[START Record set]
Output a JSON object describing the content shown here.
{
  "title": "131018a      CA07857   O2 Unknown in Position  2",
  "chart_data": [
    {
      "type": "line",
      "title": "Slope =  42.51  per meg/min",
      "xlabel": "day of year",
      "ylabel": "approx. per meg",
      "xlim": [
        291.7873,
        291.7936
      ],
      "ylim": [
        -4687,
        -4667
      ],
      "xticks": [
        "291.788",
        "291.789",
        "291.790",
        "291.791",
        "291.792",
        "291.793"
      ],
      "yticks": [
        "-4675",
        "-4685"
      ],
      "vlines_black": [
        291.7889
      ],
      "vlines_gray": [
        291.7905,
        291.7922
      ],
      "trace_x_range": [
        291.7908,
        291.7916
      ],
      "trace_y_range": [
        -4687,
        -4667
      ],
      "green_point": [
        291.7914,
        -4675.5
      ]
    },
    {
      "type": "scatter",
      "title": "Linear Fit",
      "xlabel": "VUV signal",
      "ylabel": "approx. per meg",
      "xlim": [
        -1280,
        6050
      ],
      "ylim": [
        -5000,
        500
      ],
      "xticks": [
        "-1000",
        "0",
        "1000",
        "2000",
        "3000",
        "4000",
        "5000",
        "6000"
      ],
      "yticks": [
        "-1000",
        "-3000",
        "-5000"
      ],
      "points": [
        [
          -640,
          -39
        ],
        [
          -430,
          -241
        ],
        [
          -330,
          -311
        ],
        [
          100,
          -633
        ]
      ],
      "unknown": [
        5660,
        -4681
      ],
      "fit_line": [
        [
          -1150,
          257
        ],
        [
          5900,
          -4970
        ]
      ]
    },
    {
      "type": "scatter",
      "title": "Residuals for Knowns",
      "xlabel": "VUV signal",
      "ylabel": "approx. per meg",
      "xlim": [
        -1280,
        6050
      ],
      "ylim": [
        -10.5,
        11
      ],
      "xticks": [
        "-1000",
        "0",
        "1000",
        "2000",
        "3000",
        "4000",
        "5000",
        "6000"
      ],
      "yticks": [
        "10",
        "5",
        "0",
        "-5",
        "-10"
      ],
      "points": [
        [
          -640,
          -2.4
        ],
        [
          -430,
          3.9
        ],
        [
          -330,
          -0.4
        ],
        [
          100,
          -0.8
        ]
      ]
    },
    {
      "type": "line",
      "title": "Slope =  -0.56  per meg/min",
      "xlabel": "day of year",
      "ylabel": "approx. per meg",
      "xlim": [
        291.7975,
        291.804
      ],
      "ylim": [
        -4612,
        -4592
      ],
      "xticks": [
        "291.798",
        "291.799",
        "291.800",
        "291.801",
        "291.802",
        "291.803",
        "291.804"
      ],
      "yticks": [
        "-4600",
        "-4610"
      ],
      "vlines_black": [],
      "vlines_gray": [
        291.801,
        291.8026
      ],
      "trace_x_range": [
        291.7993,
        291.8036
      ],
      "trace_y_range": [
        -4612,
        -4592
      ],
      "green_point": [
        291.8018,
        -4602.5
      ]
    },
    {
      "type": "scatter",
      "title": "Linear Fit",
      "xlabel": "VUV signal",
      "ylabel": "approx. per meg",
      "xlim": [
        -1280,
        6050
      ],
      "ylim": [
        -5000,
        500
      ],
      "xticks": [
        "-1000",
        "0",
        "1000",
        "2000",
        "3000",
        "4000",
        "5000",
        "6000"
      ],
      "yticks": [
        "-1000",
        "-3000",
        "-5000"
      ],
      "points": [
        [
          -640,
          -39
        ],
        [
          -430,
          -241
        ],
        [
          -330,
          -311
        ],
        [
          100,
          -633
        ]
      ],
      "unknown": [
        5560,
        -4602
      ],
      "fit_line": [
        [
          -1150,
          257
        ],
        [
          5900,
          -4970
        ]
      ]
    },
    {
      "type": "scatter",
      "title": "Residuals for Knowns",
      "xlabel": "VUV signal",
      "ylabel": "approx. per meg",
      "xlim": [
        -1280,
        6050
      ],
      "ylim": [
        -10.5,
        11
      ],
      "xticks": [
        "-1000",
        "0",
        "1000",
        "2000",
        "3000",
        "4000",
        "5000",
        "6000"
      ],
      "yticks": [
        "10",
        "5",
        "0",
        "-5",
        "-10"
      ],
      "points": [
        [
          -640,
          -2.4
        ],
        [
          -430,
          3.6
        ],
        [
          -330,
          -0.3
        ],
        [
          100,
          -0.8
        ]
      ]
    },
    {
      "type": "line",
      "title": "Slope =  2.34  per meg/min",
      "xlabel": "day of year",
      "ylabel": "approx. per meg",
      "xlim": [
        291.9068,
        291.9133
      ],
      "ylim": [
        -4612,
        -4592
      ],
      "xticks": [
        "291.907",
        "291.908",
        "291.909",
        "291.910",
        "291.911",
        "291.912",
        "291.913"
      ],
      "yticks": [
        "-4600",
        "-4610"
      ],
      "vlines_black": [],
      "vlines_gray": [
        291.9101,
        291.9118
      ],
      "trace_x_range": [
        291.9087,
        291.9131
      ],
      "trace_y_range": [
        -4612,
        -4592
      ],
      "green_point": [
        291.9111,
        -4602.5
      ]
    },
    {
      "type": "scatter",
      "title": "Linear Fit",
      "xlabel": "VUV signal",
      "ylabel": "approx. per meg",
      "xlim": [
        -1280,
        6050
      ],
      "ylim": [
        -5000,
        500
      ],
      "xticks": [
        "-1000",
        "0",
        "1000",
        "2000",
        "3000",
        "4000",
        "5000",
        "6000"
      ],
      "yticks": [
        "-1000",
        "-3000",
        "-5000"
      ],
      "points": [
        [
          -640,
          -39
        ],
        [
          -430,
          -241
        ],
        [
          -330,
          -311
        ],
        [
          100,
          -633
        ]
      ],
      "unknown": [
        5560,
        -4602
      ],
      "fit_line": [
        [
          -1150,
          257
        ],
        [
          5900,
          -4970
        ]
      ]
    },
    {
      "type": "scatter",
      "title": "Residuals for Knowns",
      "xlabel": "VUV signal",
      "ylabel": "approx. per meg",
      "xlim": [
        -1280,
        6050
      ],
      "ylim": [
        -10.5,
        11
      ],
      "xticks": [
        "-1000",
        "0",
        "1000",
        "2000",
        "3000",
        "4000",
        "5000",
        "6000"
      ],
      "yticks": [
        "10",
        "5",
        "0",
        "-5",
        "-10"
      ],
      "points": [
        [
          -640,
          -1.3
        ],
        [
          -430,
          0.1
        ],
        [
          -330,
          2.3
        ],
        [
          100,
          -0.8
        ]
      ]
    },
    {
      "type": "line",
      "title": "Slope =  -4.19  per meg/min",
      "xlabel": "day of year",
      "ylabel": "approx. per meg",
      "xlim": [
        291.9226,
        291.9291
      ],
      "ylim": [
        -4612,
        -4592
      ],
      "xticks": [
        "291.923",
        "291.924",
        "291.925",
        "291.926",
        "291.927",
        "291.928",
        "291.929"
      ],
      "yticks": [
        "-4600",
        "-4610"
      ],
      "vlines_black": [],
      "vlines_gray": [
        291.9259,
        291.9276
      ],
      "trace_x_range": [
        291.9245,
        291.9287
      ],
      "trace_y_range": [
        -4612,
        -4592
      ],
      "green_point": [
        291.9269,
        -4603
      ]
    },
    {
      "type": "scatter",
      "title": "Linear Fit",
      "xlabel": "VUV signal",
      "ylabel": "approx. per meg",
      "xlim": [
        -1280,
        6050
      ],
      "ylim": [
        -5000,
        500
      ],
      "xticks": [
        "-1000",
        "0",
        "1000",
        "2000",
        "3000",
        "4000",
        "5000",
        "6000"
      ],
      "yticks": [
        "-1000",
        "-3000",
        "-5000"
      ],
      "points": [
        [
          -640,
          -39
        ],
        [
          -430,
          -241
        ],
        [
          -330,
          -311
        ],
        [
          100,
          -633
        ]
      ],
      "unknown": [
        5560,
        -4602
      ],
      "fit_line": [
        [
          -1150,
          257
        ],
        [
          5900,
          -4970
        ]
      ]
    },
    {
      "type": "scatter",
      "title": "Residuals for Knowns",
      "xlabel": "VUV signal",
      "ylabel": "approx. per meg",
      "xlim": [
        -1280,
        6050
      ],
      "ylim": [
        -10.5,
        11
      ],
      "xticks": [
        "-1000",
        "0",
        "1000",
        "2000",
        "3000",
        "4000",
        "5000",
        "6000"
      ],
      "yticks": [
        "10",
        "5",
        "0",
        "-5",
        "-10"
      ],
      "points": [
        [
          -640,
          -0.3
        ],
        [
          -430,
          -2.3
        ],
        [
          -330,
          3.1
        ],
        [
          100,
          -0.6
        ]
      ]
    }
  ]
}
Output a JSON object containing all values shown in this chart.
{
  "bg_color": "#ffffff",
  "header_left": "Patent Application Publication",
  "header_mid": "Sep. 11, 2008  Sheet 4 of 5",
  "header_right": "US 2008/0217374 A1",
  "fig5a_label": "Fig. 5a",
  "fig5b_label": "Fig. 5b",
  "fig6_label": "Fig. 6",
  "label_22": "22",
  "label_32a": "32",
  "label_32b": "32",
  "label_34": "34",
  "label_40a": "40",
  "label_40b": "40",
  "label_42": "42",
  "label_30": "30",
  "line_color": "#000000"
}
[END Record set]
#### [Directions for this task]
Transcribe exactly, and only, the lines from the one bearing "Output a JSON object containing" through the last line of the entries, counting both.

#### [Answer below]
Output a JSON object containing all values shown in this chart.
{
  "bg_color": "#ffffff",
  "header_left": "Patent Application Publication",
  "header_mid": "Sep. 11, 2008  Sheet 4 of 5",
  "header_right": "US 2008/0217374 A1",
  "fig5a_label": "Fig. 5a",
  "fig5b_label": "Fig. 5b",
  "fig6_label": "Fig. 6",
  "label_22": "22",
  "label_32a": "32",
  "label_32b": "32",
  "label_34": "34",
  "label_40a": "40",
  "label_40b": "40",
  "label_42": "42",
  "label_30": "30",
  "line_color": "#000000"
}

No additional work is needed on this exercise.